# Directive
Output all of the entries exactly as written.

# Exercise material
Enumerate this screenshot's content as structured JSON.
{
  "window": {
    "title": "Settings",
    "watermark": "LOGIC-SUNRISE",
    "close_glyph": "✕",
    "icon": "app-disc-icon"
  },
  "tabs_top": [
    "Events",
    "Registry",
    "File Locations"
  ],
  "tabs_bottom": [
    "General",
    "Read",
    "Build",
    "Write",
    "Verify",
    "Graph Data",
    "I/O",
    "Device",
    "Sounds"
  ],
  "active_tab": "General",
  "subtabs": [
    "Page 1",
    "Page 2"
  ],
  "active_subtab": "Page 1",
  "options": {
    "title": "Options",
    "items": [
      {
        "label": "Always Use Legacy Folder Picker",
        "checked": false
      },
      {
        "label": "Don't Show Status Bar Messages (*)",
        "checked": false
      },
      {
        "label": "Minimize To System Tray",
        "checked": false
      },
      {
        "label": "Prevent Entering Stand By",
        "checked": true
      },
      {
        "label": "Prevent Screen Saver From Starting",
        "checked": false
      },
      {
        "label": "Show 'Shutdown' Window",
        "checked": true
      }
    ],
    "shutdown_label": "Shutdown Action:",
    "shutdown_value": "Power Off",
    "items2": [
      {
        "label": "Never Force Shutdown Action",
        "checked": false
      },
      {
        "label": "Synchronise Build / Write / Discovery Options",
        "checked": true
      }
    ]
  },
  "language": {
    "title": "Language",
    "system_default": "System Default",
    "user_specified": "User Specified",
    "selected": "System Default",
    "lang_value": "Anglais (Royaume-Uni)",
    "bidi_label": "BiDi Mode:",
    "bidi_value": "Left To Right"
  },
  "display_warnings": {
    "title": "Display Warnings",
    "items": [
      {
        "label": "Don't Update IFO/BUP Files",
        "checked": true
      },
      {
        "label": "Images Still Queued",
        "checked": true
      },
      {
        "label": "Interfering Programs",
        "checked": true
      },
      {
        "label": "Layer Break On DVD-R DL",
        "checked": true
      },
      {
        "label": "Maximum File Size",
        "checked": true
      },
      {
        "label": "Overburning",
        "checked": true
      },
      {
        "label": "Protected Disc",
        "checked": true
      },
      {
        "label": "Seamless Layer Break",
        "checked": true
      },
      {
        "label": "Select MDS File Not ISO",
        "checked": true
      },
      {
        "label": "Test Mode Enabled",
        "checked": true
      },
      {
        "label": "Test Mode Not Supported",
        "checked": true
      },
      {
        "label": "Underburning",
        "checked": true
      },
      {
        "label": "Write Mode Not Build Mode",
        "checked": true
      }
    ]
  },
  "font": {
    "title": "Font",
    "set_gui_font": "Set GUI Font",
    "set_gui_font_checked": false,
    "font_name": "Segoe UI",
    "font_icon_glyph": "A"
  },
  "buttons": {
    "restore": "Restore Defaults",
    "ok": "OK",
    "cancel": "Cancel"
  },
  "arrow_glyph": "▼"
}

# Exercise solution
Enumerate this screenshot's content as structured JSON.
{
  "window": {
    "title": "Settings",
    "watermark": "LOGIC-SUNRISE",
    "close_glyph": "✕",
    "icon": "app-disc-icon"
  },
  "tabs_top": [
    "Events",
    "Registry",
    "File Locations"
  ],
  "tabs_bottom": [
    "General",
    "Read",
    "Build",
    "Write",
    "Verify",
    "Graph Data",
    "I/O",
    "Device",
    "Sounds"
  ],
  "active_tab": "General",
  "subtabs": [
    "Page 1",
    "Page 2"
  ],
  "active_subtab": "Page 1",
  "options": {
    "title": "Options",
    "items": [
      {
        "label": "Always Use Legacy Folder Picker",
        "checked": false
      },
      {
        "label": "Don't Show Status Bar Messages (*)",
        "checked": false
      },
      {
        "label": "Minimize To System Tray",
        "checked": false
      },
      {
        "label": "Prevent Entering Stand By",
        "checked": true
      },
      {
        "label": "Prevent Screen Saver From Starting",
        "checked": false
      },
      {
        "label": "Show 'Shutdown' Window",
        "checked": true
      }
    ],
    "shutdown_label": "Shutdown Action:",
    "shutdown_value": "Power Off",
    "items2": [
      {
        "label": "Never Force Shutdown Action",
        "checked": false
      },
      {
        "label": "Synchronise Build / Write / Discovery Options",
        "checked": true
      }
    ]
  },
  "language": {
    "title": "Language",
    "system_default": "System Default",
    "user_specified": "User Specified",
    "selected": "System Default",
    "lang_value": "Anglais (Royaume-Uni)",
    "bidi_label": "BiDi Mode:",
    "bidi_value": "Left To Right"
  },
  "display_warnings": {
    "title": "Display Warnings",
    "items": [
      {
        "label": "Don't Update IFO/BUP Files",
        "checked": true
      },
      {
        "label": "Images Still Queued",
        "checked": true
      },
      {
        "label": "Interfering Programs",
        "checked": true
      },
      {
        "label": "Layer Break On DVD-R DL",
        "checked": true
      },
      {
        "label": "Maximum File Size",
        "checked": true
      },
      {
        "label": "Overburning",
        "checked": true
      },
      {
        "label": "Protected Disc",
        "checked": true
      },
      {
        "label": "Seamless Layer Break",
        "checked": true
      },
      {
        "label": "Select MDS File Not ISO",
        "checked": true
      },
      {
        "label": "Test Mode Enabled",
        "checked": true
      },
      {
        "label": "Test Mode Not Supported",
        "checked": true
      },
      {
        "label": "Underburning",
        "checked": true
      },
      {
        "label": "Write Mode Not Build Mode",
        "checked": true
      }
    ]
  },
  "font": {
    "title": "Font",
    "set_gui_font": "Set GUI Font",
    "set_gui_font_checked": false,
    "font_name": "Segoe UI",
    "font_icon_glyph": "A"
  },
  "buttons": {
    "restore": "Restore Defaults",
    "ok": "OK",
    "cancel": "Cancel"
  },
  "arrow_glyph": "▼"
}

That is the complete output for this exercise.